— Start SUPPLIED INFORMATION —

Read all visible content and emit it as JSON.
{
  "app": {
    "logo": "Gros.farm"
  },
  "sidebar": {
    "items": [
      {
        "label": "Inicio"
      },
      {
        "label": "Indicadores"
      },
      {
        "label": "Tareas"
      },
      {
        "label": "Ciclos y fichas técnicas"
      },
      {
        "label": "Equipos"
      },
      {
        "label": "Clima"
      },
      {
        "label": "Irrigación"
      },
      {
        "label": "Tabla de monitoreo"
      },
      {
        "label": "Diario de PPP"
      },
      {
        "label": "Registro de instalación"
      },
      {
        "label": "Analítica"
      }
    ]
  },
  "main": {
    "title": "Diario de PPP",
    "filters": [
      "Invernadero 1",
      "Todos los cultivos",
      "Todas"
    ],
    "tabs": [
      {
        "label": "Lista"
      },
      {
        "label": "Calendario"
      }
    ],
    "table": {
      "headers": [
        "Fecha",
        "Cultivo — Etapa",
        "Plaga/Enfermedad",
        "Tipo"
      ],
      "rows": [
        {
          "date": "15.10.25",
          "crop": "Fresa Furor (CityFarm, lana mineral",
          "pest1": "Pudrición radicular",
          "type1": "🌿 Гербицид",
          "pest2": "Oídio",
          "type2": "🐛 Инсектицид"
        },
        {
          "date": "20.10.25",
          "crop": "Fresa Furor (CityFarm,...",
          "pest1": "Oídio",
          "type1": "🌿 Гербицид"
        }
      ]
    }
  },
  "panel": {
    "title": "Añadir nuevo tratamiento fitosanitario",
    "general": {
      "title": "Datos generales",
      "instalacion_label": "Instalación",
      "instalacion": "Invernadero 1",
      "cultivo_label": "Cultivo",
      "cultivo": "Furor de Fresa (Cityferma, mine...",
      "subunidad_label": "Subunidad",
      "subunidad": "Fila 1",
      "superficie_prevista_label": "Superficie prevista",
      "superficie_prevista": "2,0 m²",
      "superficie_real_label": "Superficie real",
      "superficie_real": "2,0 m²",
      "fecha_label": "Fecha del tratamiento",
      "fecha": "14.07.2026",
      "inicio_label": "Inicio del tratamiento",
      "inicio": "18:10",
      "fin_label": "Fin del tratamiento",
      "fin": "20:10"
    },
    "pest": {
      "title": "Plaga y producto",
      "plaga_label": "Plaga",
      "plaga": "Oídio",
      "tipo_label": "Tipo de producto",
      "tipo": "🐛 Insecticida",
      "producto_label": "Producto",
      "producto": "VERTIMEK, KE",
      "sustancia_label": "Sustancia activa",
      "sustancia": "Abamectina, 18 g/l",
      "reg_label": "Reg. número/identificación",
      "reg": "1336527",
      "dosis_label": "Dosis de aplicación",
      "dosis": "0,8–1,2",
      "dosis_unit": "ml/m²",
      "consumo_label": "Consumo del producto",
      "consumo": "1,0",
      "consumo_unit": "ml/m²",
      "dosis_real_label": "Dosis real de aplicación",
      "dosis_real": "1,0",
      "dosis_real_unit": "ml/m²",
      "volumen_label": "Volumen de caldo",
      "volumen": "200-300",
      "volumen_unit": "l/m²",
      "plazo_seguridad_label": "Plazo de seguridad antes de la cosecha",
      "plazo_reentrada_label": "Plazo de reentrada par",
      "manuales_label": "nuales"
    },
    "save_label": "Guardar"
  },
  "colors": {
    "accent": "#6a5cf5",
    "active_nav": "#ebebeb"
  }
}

— End SUPPLIED INFORMATION —

*GIVEN EXERCISE*
Reproduce the material above exactly; please quote every line of it.

*TASK SOLUTION*
Read all visible content and emit it as JSON.
{
  "app": {
    "logo": "Gros.farm"
  },
  "sidebar": {
    "items": [
      {
        "label": "Inicio"
      },
      {
        "label": "Indicadores"
      },
      {
        "label": "Tareas"
      },
      {
        "label": "Ciclos y fichas técnicas"
      },
      {
        "label": "Equipos"
      },
      {
        "label": "Clima"
      },
      {
        "label": "Irrigación"
      },
      {
        "label": "Tabla de monitoreo"
      },
      {
        "label": "Diario de PPP"
      },
      {
        "label": "Registro de instalación"
      },
      {
        "label": "Analítica"
      }
    ]
  },
  "main": {
    "title": "Diario de PPP",
    "filters": [
      "Invernadero 1",
      "Todos los cultivos",
      "Todas"
    ],
    "tabs": [
      {
        "label": "Lista"
      },
      {
        "label": "Calendario"
      }
    ],
    "table": {
      "headers": [
        "Fecha",
        "Cultivo — Etapa",
        "Plaga/Enfermedad",
        "Tipo"
      ],
      "rows": [
        {
          "date": "15.10.25",
          "crop": "Fresa Furor (CityFarm, lana mineral",
          "pest1": "Pudrición radicular",
          "type1": "🌿 Гербицид",
          "pest2": "Oídio",
          "type2": "🐛 Инсектицид"
        },
        {
          "date": "20.10.25",
          "crop": "Fresa Furor (CityFarm,...",
          "pest1": "Oídio",
          "type1": "🌿 Гербицид"
        }
      ]
    }
  },
  "panel": {
    "title": "Añadir nuevo tratamiento fitosanitario",
    "general": {
      "title": "Datos generales",
      "instalacion_label": "Instalación",
      "instalacion": "Invernadero 1",
      "cultivo_label": "Cultivo",
      "cultivo": "Furor de Fresa (Cityferma, mine...",
      "subunidad_label": "Subunidad",
      "subunidad": "Fila 1",
      "superficie_prevista_label": "Superficie prevista",
      "superficie_prevista": "2,0 m²",
      "superficie_real_label": "Superficie real",
      "superficie_real": "2,0 m²",
      "fecha_label": "Fecha del tratamiento",
      "fecha": "14.07.2026",
      "inicio_label": "Inicio del tratamiento",
      "inicio": "18:10",
      "fin_label": "Fin del tratamiento",
      "fin": "20:10"
    },
    "pest": {
      "title": "Plaga y producto",
      "plaga_label": "Plaga",
      "plaga": "Oídio",
      "tipo_label": "Tipo de producto",
      "tipo": "🐛 Insecticida",
      "producto_label": "Producto",
      "producto": "VERTIMEK, KE",
      "sustancia_label": "Sustancia activa",
      "sustancia": "Abamectina, 18 g/l",
      "reg_label": "Reg. número/identificación",
      "reg": "1336527",
      "dosis_label": "Dosis de aplicación",
      "dosis": "0,8–1,2",
      "dosis_unit": "ml/m²",
      "consumo_label": "Consumo del producto",
      "consumo": "1,0",
      "consumo_unit": "ml/m²",
      "dosis_real_label": "Dosis real de aplicación",
      "dosis_real": "1,0",
      "dosis_real_unit": "ml/m²",
      "volumen_label": "Volumen de caldo",
      "volumen": "200-300",
      "volumen_unit": "l/m²",
      "plazo_seguridad_label": "Plazo de seguridad antes de la cosecha",
      "plazo_reentrada_label": "Plazo de reentrada par",
      "manuales_label": "nuales"
    },
    "save_label": "Guardar"
  },
  "colors": {
    "accent": "#6a5cf5",
    "active_nav": "#ebebeb"
  }
}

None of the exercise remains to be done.